--- What is expected ---
Please render the lines of the listing between the line holding "paragraph-line [137, 1075, 781, 1099]" and the line holding "section-number: 4 [137, 959, 150, 981]", inclusive, as a JSON list of strings with one string per line and no blank lines.
---------- Provided data
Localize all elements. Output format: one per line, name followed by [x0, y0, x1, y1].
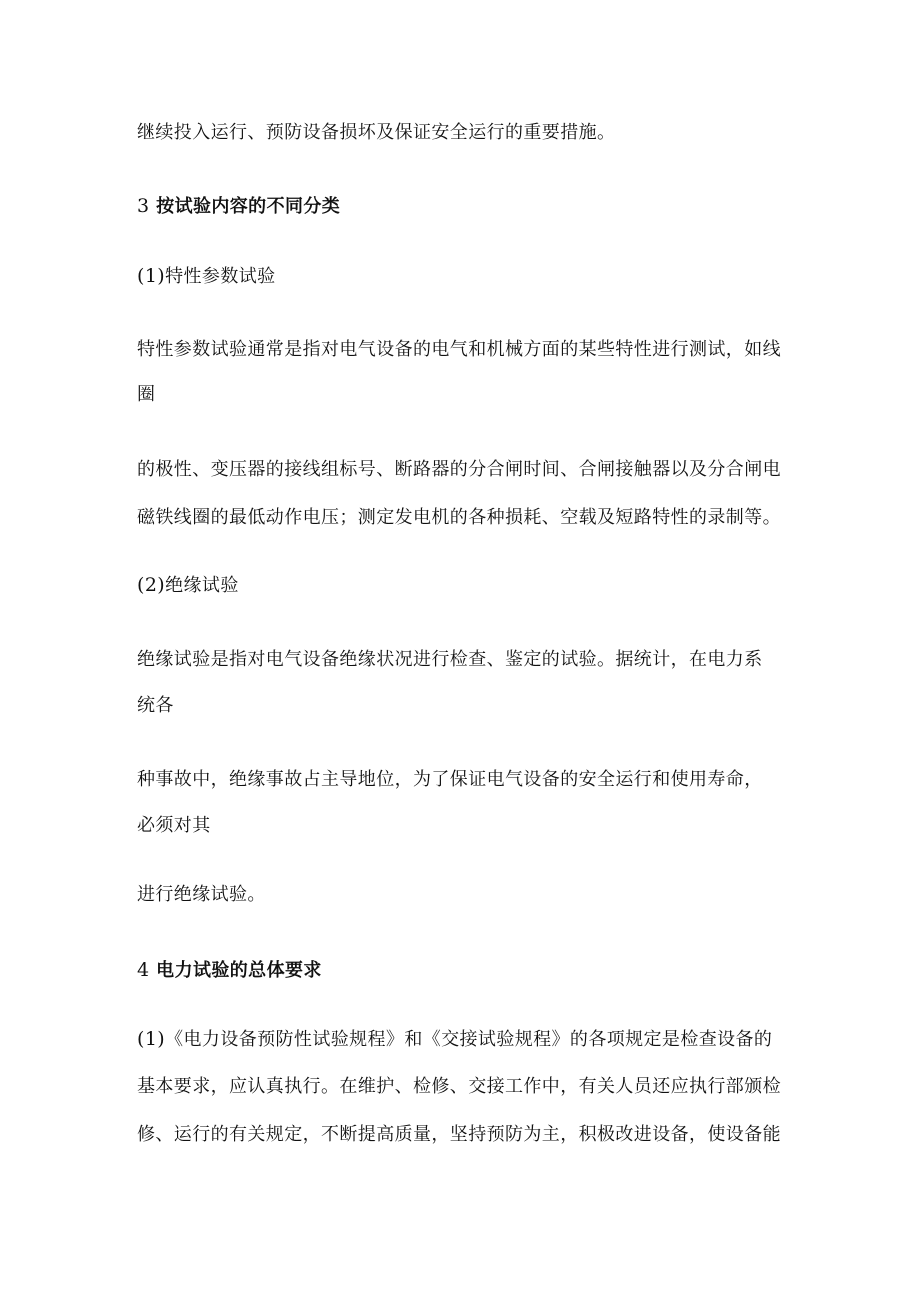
paragraph-line [137, 1075, 781, 1099]
line-text: 特性参数试验通常是指对电气设备的电气和机械方面的某些特性进行测试，如线 [137, 339, 781, 360]
paragraph-line [137, 694, 174, 718]
section-title: 电力试验的总体要求 [156, 960, 322, 981]
line-text: 继续投入运行、预防设备损坏及保证安全运行的重要措施。 [137, 122, 616, 143]
subsection-number: (1) [137, 265, 166, 287]
line-text: 圈 [137, 384, 156, 405]
subsection-title: 特性参数试验 [165, 266, 276, 287]
paragraph-line [137, 1027, 772, 1052]
line-text: 《电力设备预防性试验规程》和《交接试验规程》的各项规定是检查设备的 [165, 1029, 773, 1050]
paragraph-line [137, 458, 781, 482]
line-text: 修、运行的有关规定，不断提高质量，坚持预防为主，积极改进设备，使设备能 [137, 1124, 781, 1145]
paragraph-line [137, 814, 211, 838]
item-number: (1) [137, 1028, 166, 1050]
section-heading-3 [137, 194, 340, 219]
line-text: 磁铁线圈的最低动作电压；测定发电机的各种损耗、空载及短路特性的录制等。 [137, 507, 781, 528]
paragraph-line [137, 883, 266, 907]
line-text: 必须对其 [137, 815, 211, 836]
subsection-heading-1 [137, 264, 276, 289]
line-text: 进行绝缘试验。 [137, 884, 266, 905]
line-text: 统各 [137, 695, 174, 716]
paragraph-line [137, 121, 615, 145]
section-number: 3 [137, 195, 150, 217]
line-text: 的极性、变压器的接线组标号、断路器的分合闸时间、合闸接触器以及分合闸电 [137, 459, 781, 480]
section-heading-4 [137, 958, 322, 983]
line-text: 种事故中，绝缘事故占主导地位，为了保证电气设备的安全运行和使用寿命， [137, 769, 763, 790]
paragraph-line [137, 648, 763, 672]
paragraph-line [137, 768, 763, 792]
subsection-title: 绝缘试验 [165, 575, 239, 596]
line-text: 绝缘试验是指对电气设备绝缘状况进行检查、鉴定的试验。据统计，在电力系 [137, 649, 763, 670]
subsection-heading-2 [137, 573, 239, 598]
section-title: 按试验内容的不同分类 [156, 196, 341, 217]
subsection-number: (2) [137, 574, 166, 596]
section-number: 4 [137, 959, 150, 981]
paragraph-line [137, 506, 781, 530]
line-text: 基本要求，应认真执行。在维护、检修、交接工作中，有关人员还应执行部颁检 [137, 1076, 781, 1097]
paragraph-line [137, 1123, 781, 1147]
paragraph-line [137, 338, 781, 362]
paragraph-line [137, 383, 155, 407]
--------------------
--- Written answer ---
[
  "paragraph-line [137, 1075, 781, 1099]",
  "line-text: 特性参数试验通常是指对电气设备的电气和机械方面的某些特性进行测试，如线 [137, 339, 781, 360]",
  "paragraph-line [137, 694, 174, 718]",
  "section-title: 电力试验的总体要求 [156, 960, 322, 981]",
  "line-text: 继续投入运行、预防设备损坏及保证安全运行的重要措施。 [137, 122, 616, 143]",
  "subsection-number: (1) [137, 265, 166, 287]",
  "line-text: 圈 [137, 384, 156, 405]",
  "subsection-title: 特性参数试验 [165, 266, 276, 287]",
  "paragraph-line [137, 1027, 772, 1052]",
  "line-text: 《电力设备预防性试验规程》和《交接试验规程》的各项规定是检查设备的 [165, 1029, 773, 1050]",
  "paragraph-line [137, 458, 781, 482]",
  "line-text: 修、运行的有关规定，不断提高质量，坚持预防为主，积极改进设备，使设备能 [137, 1124, 781, 1145]",
  "paragraph-line [137, 814, 211, 838]",
  "item-number: (1) [137, 1028, 166, 1050]",
  "section-heading-3 [137, 194, 340, 219]",
  "line-text: 磁铁线圈的最低动作电压；测定发电机的各种损耗、空载及短路特性的录制等。 [137, 507, 781, 528]",
  "paragraph-line [137, 883, 266, 907]",
  "line-text: 必须对其 [137, 815, 211, 836]",
  "subsection-heading-1 [137, 264, 276, 289]",
  "line-text: 进行绝缘试验。 [137, 884, 266, 905]",
  "line-text: 统各 [137, 695, 174, 716]",
  "paragraph-line [137, 121, 615, 145]",
  "section-number: 3 [137, 195, 150, 217]",
  "line-text: 的极性、变压器的接线组标号、断路器的分合闸时间、合闸接触器以及分合闸电 [137, 459, 781, 480]",
  "section-heading-4 [137, 958, 322, 983]",
  "line-text: 种事故中，绝缘事故占主导地位，为了保证电气设备的安全运行和使用寿命， [137, 769, 763, 790]",
  "paragraph-line [137, 648, 763, 672]",
  "paragraph-line [137, 768, 763, 792]",
  "subsection-title: 绝缘试验 [165, 575, 239, 596]",
  "line-text: 绝缘试验是指对电气设备绝缘状况进行检查、鉴定的试验。据统计，在电力系 [137, 649, 763, 670]",
  "subsection-heading-2 [137, 573, 239, 598]",
  "section-title: 按试验内容的不同分类 [156, 196, 341, 217]",
  "subsection-number: (2) [137, 574, 166, 596]",
  "section-number: 4 [137, 959, 150, 981]"
]